--- begin Extracted material ---

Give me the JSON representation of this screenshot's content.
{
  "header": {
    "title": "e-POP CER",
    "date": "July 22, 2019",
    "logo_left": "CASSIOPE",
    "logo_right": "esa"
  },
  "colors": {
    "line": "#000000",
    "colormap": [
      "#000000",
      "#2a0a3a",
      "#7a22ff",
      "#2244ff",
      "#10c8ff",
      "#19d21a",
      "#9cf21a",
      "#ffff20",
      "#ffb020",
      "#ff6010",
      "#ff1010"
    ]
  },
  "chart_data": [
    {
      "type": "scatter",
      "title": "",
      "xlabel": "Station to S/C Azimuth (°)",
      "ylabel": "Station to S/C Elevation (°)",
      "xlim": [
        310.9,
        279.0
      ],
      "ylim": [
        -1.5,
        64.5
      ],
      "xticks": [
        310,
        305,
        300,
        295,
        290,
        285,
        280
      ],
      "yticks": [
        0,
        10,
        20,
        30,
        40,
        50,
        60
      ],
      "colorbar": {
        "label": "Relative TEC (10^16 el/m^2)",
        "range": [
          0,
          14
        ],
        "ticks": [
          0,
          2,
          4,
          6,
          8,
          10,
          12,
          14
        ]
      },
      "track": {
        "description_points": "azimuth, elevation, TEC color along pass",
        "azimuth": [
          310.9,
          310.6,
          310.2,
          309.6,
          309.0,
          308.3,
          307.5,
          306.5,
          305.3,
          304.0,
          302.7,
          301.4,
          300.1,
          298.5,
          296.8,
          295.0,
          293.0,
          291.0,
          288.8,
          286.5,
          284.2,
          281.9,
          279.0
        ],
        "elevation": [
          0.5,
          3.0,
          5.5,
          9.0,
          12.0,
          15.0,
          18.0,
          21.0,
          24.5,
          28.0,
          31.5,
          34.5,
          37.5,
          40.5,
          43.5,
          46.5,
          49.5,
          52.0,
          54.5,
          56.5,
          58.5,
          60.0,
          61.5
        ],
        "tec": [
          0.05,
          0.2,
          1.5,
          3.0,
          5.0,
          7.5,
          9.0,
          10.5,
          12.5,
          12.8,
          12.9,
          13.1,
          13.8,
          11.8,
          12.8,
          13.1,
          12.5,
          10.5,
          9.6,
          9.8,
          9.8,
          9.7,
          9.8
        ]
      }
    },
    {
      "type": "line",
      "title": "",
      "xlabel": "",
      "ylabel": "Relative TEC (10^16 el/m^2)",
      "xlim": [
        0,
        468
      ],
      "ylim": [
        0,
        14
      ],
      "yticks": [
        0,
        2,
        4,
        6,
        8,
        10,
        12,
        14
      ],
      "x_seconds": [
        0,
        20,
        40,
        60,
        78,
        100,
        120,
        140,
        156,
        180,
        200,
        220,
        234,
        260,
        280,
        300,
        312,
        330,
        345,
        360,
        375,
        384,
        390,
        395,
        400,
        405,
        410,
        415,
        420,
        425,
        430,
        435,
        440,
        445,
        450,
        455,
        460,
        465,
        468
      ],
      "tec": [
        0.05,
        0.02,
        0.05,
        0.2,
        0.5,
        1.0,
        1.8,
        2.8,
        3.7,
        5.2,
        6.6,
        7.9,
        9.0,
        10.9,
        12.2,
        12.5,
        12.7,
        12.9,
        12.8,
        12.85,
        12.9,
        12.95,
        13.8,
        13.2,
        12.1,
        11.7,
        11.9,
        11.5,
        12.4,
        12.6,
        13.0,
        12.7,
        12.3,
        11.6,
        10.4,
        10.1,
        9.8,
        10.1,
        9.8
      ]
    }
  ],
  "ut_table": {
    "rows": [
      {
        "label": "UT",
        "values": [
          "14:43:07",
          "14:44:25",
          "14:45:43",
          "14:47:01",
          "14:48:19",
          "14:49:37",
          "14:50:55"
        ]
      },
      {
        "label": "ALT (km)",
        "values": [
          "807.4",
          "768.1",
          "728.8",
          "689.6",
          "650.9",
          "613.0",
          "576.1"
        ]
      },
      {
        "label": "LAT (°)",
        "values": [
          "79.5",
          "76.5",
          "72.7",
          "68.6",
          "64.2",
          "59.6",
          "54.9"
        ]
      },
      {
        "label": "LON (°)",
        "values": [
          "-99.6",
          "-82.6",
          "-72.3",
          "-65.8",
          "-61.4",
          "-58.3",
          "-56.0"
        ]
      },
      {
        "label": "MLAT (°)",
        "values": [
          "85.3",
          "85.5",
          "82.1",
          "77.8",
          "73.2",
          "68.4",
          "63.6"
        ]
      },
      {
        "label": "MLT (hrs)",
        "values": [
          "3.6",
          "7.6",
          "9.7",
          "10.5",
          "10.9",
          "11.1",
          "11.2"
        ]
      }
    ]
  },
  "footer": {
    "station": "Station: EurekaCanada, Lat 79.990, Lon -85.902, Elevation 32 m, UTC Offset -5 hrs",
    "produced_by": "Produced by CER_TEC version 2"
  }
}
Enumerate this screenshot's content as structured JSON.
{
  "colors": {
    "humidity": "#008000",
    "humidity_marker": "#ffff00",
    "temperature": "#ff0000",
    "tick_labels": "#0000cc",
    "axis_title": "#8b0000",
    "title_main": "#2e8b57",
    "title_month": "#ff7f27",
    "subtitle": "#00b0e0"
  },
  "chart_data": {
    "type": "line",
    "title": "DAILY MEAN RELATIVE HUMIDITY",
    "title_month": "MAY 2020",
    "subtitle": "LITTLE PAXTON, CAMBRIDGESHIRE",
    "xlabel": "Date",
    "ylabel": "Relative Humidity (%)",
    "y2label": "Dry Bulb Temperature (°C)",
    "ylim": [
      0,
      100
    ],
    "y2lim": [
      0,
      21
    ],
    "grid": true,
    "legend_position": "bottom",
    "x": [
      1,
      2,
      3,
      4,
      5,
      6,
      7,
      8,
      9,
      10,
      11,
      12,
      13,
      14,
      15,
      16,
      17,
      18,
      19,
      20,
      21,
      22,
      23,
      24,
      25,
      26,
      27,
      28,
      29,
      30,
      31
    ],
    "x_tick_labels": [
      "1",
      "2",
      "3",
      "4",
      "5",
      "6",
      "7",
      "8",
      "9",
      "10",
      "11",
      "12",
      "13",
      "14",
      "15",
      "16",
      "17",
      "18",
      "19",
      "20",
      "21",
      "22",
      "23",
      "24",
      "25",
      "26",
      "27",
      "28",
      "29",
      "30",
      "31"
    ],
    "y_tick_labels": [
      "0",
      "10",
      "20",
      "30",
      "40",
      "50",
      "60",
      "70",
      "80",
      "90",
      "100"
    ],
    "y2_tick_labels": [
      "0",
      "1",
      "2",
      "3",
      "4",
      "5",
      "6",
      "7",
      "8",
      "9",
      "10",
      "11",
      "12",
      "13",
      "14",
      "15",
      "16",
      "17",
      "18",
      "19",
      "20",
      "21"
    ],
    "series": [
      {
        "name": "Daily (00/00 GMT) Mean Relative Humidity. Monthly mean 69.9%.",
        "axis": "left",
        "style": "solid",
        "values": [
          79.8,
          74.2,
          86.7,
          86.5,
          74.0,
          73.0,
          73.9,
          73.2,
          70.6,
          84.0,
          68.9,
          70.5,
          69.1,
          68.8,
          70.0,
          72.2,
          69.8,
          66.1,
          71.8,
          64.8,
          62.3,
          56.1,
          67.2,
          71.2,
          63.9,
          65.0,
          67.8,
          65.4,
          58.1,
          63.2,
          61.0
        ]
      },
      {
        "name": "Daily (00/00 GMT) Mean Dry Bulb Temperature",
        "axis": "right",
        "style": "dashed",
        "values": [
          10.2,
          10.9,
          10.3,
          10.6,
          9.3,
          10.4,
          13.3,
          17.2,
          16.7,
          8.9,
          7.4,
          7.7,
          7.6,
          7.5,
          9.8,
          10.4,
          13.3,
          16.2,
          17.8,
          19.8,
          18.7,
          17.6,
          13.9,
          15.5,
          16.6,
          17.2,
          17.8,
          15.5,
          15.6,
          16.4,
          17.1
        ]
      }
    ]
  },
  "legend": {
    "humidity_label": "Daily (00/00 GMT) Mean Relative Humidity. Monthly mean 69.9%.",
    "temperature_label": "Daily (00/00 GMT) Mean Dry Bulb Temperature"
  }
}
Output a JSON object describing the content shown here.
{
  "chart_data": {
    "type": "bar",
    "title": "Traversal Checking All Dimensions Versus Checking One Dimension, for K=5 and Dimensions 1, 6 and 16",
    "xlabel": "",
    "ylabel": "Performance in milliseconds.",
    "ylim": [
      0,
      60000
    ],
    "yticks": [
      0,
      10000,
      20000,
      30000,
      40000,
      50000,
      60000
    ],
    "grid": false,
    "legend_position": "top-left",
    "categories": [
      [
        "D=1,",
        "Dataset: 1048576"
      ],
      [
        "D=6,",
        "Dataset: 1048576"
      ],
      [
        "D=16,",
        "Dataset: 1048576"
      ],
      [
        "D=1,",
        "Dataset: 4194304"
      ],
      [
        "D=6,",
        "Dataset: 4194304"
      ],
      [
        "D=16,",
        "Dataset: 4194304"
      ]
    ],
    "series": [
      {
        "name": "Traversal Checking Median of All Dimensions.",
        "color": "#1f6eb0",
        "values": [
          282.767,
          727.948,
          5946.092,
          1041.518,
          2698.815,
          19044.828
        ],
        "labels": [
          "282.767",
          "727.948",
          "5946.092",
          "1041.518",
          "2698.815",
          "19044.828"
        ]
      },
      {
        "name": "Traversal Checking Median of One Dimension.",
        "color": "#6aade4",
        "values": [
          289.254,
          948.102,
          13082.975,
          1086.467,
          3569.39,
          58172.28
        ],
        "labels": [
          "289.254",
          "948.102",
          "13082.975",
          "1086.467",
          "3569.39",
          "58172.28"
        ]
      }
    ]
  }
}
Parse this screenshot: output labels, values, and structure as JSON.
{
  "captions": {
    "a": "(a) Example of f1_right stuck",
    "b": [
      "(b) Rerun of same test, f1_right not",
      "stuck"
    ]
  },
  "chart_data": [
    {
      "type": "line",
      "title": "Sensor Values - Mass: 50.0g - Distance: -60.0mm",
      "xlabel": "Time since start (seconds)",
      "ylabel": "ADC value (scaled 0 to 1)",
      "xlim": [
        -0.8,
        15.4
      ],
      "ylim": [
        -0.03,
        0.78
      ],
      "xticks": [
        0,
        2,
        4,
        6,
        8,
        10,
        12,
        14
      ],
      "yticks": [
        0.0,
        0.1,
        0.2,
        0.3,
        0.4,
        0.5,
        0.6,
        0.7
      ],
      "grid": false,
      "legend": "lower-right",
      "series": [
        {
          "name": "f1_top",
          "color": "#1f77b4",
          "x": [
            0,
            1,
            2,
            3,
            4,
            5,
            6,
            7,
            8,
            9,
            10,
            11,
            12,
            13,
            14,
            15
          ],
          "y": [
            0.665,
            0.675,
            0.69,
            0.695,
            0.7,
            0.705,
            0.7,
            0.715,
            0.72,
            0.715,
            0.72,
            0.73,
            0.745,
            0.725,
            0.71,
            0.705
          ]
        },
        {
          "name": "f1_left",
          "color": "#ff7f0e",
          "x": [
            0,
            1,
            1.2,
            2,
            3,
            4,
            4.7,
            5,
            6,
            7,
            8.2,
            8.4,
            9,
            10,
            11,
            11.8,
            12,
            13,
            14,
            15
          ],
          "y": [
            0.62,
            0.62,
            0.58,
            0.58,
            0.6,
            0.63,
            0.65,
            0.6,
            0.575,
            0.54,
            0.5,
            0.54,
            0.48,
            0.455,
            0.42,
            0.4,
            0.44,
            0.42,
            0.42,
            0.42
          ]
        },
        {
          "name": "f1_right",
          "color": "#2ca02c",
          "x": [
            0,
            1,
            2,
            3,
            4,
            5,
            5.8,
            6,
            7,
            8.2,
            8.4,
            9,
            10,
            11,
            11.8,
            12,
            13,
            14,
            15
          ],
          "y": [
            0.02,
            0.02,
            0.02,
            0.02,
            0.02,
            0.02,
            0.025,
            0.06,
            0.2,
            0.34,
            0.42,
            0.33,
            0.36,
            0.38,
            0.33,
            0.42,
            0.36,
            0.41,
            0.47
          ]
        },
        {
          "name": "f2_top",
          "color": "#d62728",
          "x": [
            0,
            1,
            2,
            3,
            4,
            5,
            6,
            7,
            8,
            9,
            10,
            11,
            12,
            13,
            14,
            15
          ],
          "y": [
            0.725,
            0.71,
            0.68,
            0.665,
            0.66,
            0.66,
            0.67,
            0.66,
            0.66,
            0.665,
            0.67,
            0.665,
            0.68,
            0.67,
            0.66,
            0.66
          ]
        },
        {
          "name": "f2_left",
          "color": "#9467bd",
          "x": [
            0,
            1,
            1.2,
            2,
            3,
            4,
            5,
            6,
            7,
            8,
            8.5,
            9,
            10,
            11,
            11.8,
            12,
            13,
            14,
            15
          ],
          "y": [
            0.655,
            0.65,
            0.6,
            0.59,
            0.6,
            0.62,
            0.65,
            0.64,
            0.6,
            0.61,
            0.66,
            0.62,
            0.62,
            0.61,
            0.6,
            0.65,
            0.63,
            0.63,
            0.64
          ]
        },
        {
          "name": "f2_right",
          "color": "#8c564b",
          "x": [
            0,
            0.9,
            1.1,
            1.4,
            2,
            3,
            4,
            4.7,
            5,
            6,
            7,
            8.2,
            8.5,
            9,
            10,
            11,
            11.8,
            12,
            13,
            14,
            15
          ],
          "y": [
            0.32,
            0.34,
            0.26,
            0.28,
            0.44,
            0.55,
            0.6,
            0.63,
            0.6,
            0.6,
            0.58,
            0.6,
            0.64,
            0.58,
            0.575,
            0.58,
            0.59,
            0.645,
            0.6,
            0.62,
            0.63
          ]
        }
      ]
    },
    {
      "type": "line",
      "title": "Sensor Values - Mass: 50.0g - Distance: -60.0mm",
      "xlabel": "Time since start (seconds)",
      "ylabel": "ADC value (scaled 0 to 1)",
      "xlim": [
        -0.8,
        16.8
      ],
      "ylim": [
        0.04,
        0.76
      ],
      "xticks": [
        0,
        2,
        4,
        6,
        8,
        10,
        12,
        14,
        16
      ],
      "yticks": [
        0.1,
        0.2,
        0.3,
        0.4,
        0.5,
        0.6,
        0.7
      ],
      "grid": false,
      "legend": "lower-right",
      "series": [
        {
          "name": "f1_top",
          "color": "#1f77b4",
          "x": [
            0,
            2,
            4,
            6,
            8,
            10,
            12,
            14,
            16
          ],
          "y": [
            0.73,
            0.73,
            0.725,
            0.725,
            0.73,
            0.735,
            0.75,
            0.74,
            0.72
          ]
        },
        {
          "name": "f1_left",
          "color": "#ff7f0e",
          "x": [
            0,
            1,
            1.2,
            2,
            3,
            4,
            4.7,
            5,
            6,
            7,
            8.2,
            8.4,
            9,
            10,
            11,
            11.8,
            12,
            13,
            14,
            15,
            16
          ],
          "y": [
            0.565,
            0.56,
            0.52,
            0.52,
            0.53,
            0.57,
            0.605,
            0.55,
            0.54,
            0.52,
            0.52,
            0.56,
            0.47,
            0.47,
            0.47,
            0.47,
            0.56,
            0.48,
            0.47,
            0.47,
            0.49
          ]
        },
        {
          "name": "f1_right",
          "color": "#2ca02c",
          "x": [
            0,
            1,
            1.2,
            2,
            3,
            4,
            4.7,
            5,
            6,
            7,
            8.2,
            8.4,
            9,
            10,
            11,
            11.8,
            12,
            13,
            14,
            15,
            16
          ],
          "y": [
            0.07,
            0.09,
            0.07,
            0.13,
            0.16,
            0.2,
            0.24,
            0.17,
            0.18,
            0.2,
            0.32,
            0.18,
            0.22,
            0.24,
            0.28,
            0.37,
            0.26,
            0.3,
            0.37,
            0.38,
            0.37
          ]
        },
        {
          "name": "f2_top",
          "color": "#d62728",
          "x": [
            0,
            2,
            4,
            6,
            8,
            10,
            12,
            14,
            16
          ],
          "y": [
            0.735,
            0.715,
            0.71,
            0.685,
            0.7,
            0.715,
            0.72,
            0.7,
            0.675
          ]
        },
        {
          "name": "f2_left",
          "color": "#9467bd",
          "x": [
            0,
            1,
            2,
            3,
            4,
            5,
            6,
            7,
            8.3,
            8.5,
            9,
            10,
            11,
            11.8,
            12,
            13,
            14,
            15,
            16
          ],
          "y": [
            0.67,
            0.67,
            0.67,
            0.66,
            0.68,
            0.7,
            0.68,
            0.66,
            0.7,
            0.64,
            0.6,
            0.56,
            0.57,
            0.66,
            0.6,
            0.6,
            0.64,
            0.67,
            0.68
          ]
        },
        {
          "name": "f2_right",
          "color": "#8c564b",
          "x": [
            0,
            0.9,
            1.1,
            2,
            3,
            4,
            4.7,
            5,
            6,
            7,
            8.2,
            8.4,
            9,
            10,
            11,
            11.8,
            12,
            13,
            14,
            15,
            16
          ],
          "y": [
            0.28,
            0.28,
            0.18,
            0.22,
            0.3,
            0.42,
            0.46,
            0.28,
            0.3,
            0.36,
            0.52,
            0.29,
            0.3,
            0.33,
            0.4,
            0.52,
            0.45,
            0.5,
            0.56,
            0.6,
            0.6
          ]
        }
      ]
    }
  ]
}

--- end Extracted material ---

Aim:
Show every line from the entries above in which the word "Monthly" appears.

Correct output:
        "name": "Daily (00/00 GMT) Mean Relative Humidity. Monthly mean 69.9%.",
    "humidity_label": "Daily (00/00 GMT) Mean Relative Humidity. Monthly mean 69.9%.",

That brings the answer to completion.